▸ Problem
Filter the data below for the string "aliis" and copy each matching line.

——

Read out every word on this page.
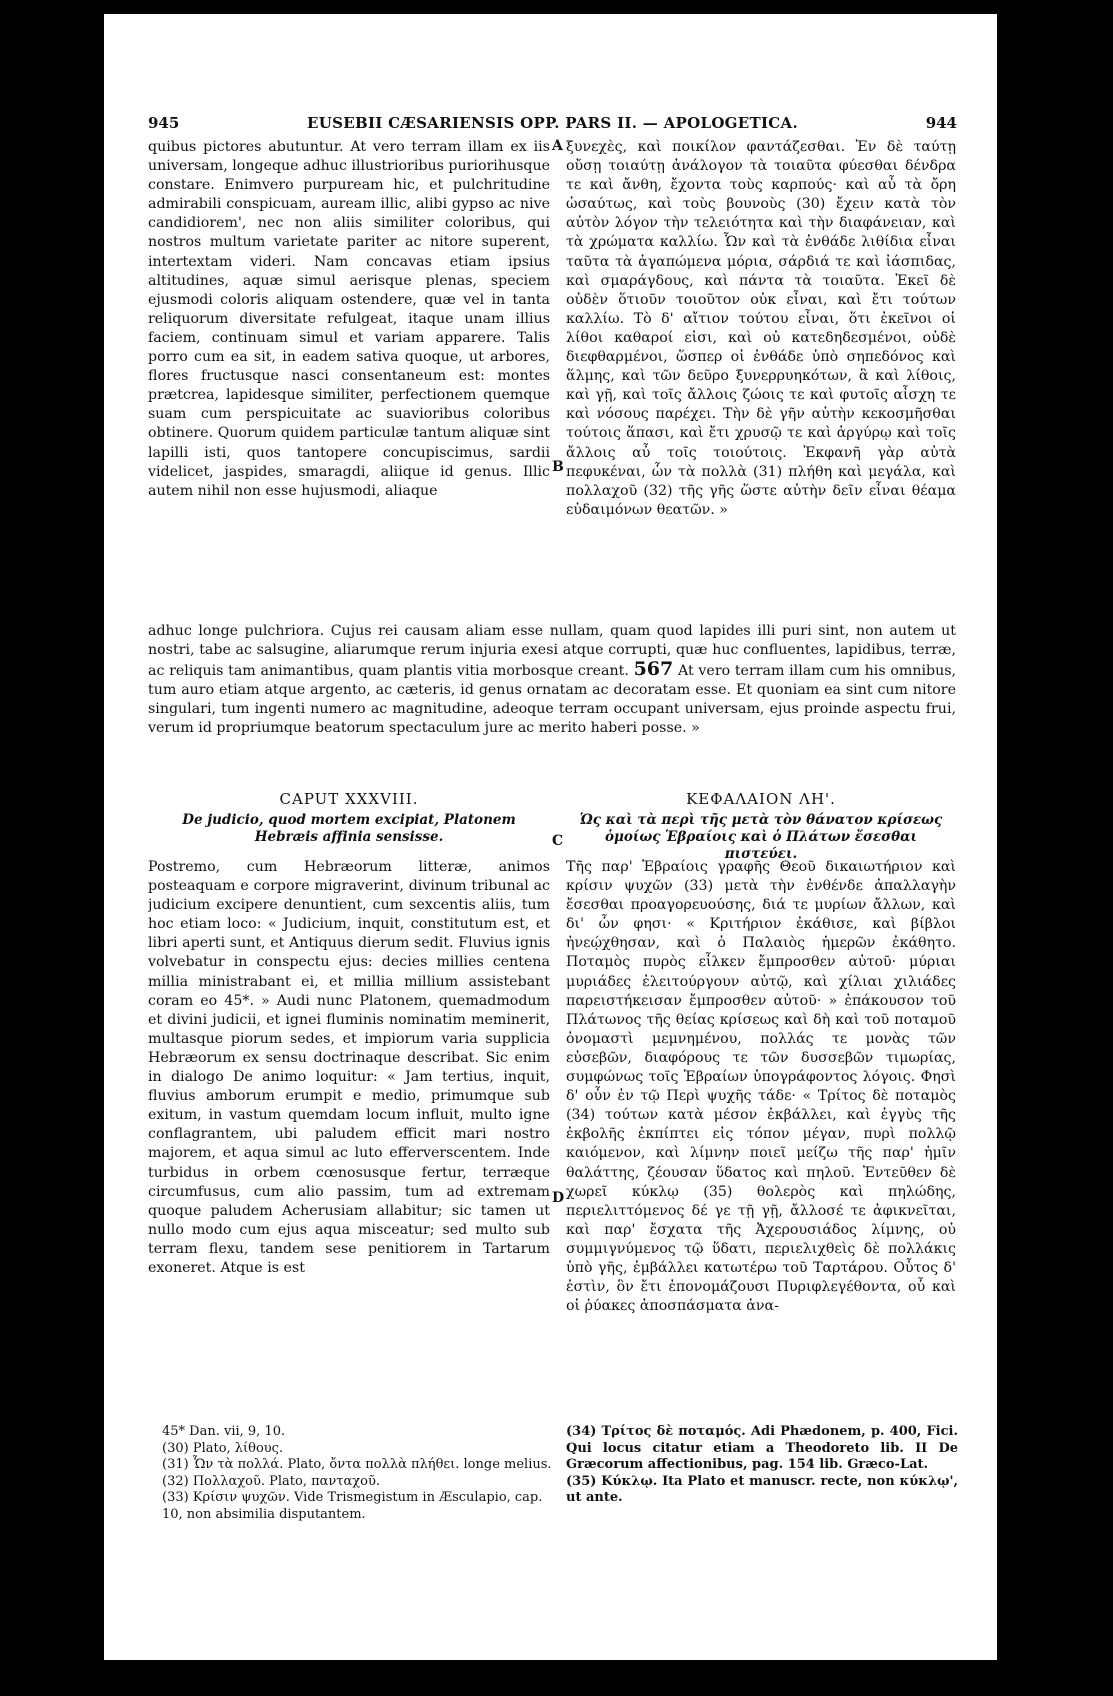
945	EUSEBII CÆSARIENSIS OPP. PARS II. — APOLOGETICA.	944

quibus pictores abutuntur. At vero terram illam ex iis universam, longeque adhuc illustrioribus puriorihusque constare. Enimvero purpuream hic, et pulchritudine admirabili conspicuam, auream illic, alibi gypso ac nive candidiorem', nec non aliis similiter coloribus, qui nostros multum varietate pariter ac nitore superent, intertextam videri. Nam concavas etiam ipsius altitudines, aquæ simul aerisque plenas, speciem ejusmodi coloris aliquam ostendere, quæ vel in tanta reliquorum diversitate refulgeat, itaque unam illius faciem, continuam simul et variam apparere. Talis porro cum ea sit, in eadem sativa quoque, ut arbores, flores fructusque nasci consentaneum est: montes prætcrea, lapidesque similiter, perfectionem quemque suam cum perspicuitate ac suavioribus coloribus obtinere. Quorum quidem particulæ tantum aliquæ sint lapilli isti, quos tantopere concupiscimus, sardii videlicet, jaspides, smaragdi, aliique id genus. Illic autem nihil non esse hujusmodi, aliaque

A
B

ξυνεχὲς, καὶ ποικίλον φαντάζεσθαι. Ἐν δὲ ταύτῃ οὔσῃ τοιαύτῃ ἀνάλογον τὰ τοιαῦτα φύεσθαι δένδρα τε καὶ ἄνθη, ἔχοντα τοὺς καρπούς· καὶ αὖ τὰ ὄρη ὡσαύτως, καὶ τοὺς βουνοὺς (30) ἔχειν κατὰ τὸν αὐτὸν λόγον τὴν τελειότητα καὶ τὴν διαφάνειαν, καὶ τὰ χρώματα καλλίω. Ὧν καὶ τὰ ἐνθάδε λιθίδια εἶναι ταῦτα τὰ ἀγαπώμενα μόρια, σάρδιά τε καὶ ἰάσπιδας, καὶ σμαράγδους, καὶ πάντα τὰ τοιαῦτα. Ἐκεῖ δὲ οὐδὲν ὅτιοῦν τοιοῦτον οὐκ εἶναι, καὶ ἔτι τούτων καλλίω. Τὸ δ' αἴτιον τούτου εἶναι, ὅτι ἐκεῖνοι οἱ λίθοι καθαροί εἰσι, καὶ οὐ κατεδηδεσμένοι, οὐδὲ διεφθαρμένοι, ὥσπερ οἱ ἐνθάδε ὑπὸ σηπεδόνος καὶ ἅλμης, καὶ τῶν δεῦρο ξυνερρυηκότων, ἃ καὶ λίθοις, καὶ γῇ, καὶ τοῖς ἄλλοις ζώοις τε καὶ φυτοῖς αἶσχη τε καὶ νόσους παρέχει. Τὴν δὲ γῆν αὐτὴν κεκοσμῆσθαι τούτοις ἅπασι, καὶ ἔτι χρυσῷ τε καὶ ἀργύρῳ καὶ τοῖς ἄλλοις αὖ τοῖς τοιούτοις. Ἐκφανῆ γὰρ αὐτὰ πεφυκέναι, ὧν τὰ πολλὰ (31) πλήθη καὶ μεγάλα, καὶ πολλαχοῦ (32) τῆς γῆς ὥστε αὐτὴν δεῖν εἶναι θέαμα εὐδαιμόνων θεατῶν. »

adhuc longe pulchriora. Cujus rei causam aliam esse nullam, quam quod lapides illi puri sint, non autem ut nostri, tabe ac salsugine, aliarumque rerum injuria exesi atque corrupti, quæ huc confluentes, lapidibus, terræ, ac reliquis tam animantibus, quam plantis vitia morbosque creant. 567 At vero terram illam cum his omnibus, tum auro etiam atque argento, ac cæteris, id genus ornatam ac decoratam esse. Et quoniam ea sint cum nitore singulari, tum ingenti numero ac magnitudine, adeoque terram occupant universam, ejus proinde aspectu frui, verum id propriumque beatorum spectaculum jure ac merito haberi posse. »
CAPUT XXXVIII.
De judicio, quod mortem excipiat, Platonem Hebræis affinia sensisse.	C
ΚΕΦΑΛΑΙΟΝ ΛΗ'.
Ὡς καὶ τὰ περὶ τῆς μετὰ τὸν θάνατον κρίσεως ὁμοίως Ἑβραίοις καὶ ὁ Πλάτων ἔσεσθαι πιστεύει.

Postremo, cum Hebræorum litteræ, animos posteaquam e corpore migraverint, divinum tribunal ac judicium excipere denuntient, cum sexcentis aliis, tum hoc etiam loco: « Judicium, inquit, constitutum est, et libri aperti sunt, et Antiquus dierum sedit. Fluvius ignis volvebatur in conspectu ejus: decies millies centena millia ministrabant ei, et millia millium assistebant coram eo 45*. » Audi nunc Platonem, quemadmodum et divini judicii, et ignei fluminis nominatim meminerit, multasque piorum sedes, et impiorum varia supplicia Hebræorum ex sensu doctrinaque describat. Sic enim in dialogo De animo loquitur: « Jam tertius, inquit, fluvius amborum erumpit e medio, primumque sub exitum, in vastum quemdam locum influit, multo igne conflagrantem, ubi paludem efficit mari nostro majorem, et aqua simul ac luto efferverscentem. Inde turbidus in orbem cœnosusque fertur, terræque circumfusus, cum alio passim, tum ad extremam quoque paludem Acherusiam allabitur; sic tamen ut nullo modo cum ejus aqua misceatur; sed multo sub terram flexu, tandem sese penitiorem in Tartarum exoneret. Atque is est

D

Τῆς παρ' Ἑβραίοις γραφῆς Θεοῦ δικαιωτήριον καὶ κρίσιν ψυχῶν (33) μετὰ τὴν ἐνθένδε ἀπαλλαγὴν ἔσεσθαι προαγορευούσης, διά τε μυρίων ἄλλων, καὶ δι' ὧν φησι· « Κριτήριον ἐκάθισε, καὶ βίβλοι ἠνεῴχθησαν, καὶ ὁ Παλαιὸς ἡμερῶν ἐκάθητο. Ποταμὸς πυρὸς εἷλκεν ἔμπροσθεν αὐτοῦ· μύριαι μυριάδες ἐλειτούργουν αὐτῷ, καὶ χίλιαι χιλιάδες παρειστήκεισαν ἔμπροσθεν αὐτοῦ· » ἐπάκουσον τοῦ Πλάτωνος τῆς θείας κρίσεως καὶ δὴ καὶ τοῦ ποταμοῦ ὀνομαστὶ μεμνημένου, πολλάς τε μονὰς τῶν εὐσεβῶν, διαφόρους τε τῶν δυσσεβῶν τιμωρίας, συμφώνως τοῖς Ἑβραίων ὑπογράφοντος λόγοις. Φησὶ δ' οὖν ἐν τῷ Περὶ ψυχῆς τάδε· « Τρίτος δὲ ποταμὸς (34) τούτων κατὰ μέσον ἐκβάλλει, καὶ ἐγγὺς τῆς ἐκβολῆς ἐκπίπτει εἰς τόπον μέγαν, πυρὶ πολλῷ καιόμενον, καὶ λίμνην ποιεῖ μείζω τῆς παρ' ἡμῖν θαλάττης, ζέουσαν ὕδατος καὶ πηλοῦ. Ἐντεῦθεν δὲ χωρεῖ κύκλῳ (35) θολερὸς καὶ πηλώδης, περιελιττόμενος δέ γε τῇ γῇ, ἄλλοσέ τε ἀφικνεῖται, καὶ παρ' ἔσχατα τῆς Ἀχερουσιάδος λίμνης, οὐ συμμιγνύμενος τῷ ὕδατι, περιελιχθεὶς δὲ πολλάκις ὑπὸ γῆς, ἐμβάλλει κατωτέρω τοῦ Ταρτάρου. Οὗτος δ' ἐστὶν, ὃν ἔτι ἐπονομάζουσι Πυριφλεγέθοντα, οὗ καὶ οἱ ῥύακες ἀποσπάσματα ἀνα-

45* Dan. vii, 9, 10.

(30) Plato, λίθους.

(31) Ὧν τὰ πολλά. Plato, ὄντα πολλὰ πλήθει. longe melius.

(32) Πολλαχοῦ. Plato, πανταχοῦ.

(33) Κρίσιν ψυχῶν. Vide Trismegistum in Æsculapio, cap. 10, non absimilia disputantem.

(34) Τρίτος δὲ ποταμός. Adi Phædonem, p. 400, Fici. Qui locus citatur etiam a Theodoreto lib. II De Græcorum affectionibus, pag. 154 lib. Græco-Lat.

(35) Κύκλῳ. Ita Plato et manuscr. recte, non κύκλῳ', ut ante.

——

▸ Correct response
quibus pictores abutuntur. At vero terram illam ex iis universam, longeque adhuc illustrioribus puriorihusque constare. Enimvero purpuream hic, et pulchritudine admirabili conspicuam, auream illic, alibi gypso ac nive candidiorem', nec non aliis similiter coloribus, qui nostros multum varietate pariter ac nitore superent, intertextam videri. Nam concavas etiam ipsius altitudines, aquæ simul aerisque plenas, speciem ejusmodi coloris aliquam ostendere, quæ vel in tanta reliquorum diversitate refulgeat, itaque unam illius faciem, continuam simul et variam apparere. Talis porro cum ea sit, in eadem sativa quoque, ut arbores, flores fructusque nasci consentaneum est: montes prætcrea, lapidesque similiter, perfectionem quemque suam cum perspicuitate ac suavioribus coloribus obtinere. Quorum quidem particulæ tantum aliquæ sint lapilli isti, quos tantopere concupiscimus, sardii videlicet, jaspides, smaragdi, aliique id genus. Illic autem nihil non esse hujusmodi, aliaque
Postremo, cum Hebræorum litteræ, animos posteaquam e corpore migraverint, divinum tribunal ac judicium excipere denuntient, cum sexcentis aliis, tum hoc etiam loco: « Judicium, inquit, constitutum est, et libri aperti sunt, et Antiquus dierum sedit. Fluvius ignis volvebatur in conspectu ejus: decies millies centena millia ministrabant ei, et millia millium assistebant coram eo 45*. » Audi nunc Platonem, quemadmodum et divini judicii, et ignei fluminis nominatim meminerit, multasque piorum sedes, et impiorum varia supplicia Hebræorum ex sensu doctrinaque describat. Sic enim in dialogo De animo loquitur: « Jam tertius, inquit, fluvius amborum erumpit e medio, primumque sub exitum, in vastum quemdam locum influit, multo igne conflagrantem, ubi paludem efficit mari nostro majorem, et aqua simul ac luto efferverscentem. Inde turbidus in orbem cœnosusque fertur, terræque circumfusus, cum alio passim, tum ad extremam quoque paludem Acherusiam allabitur; sic tamen ut nullo modo cum ejus aqua misceatur; sed multo sub terram flexu, tandem sese penitiorem in Tartarum exoneret. Atque is est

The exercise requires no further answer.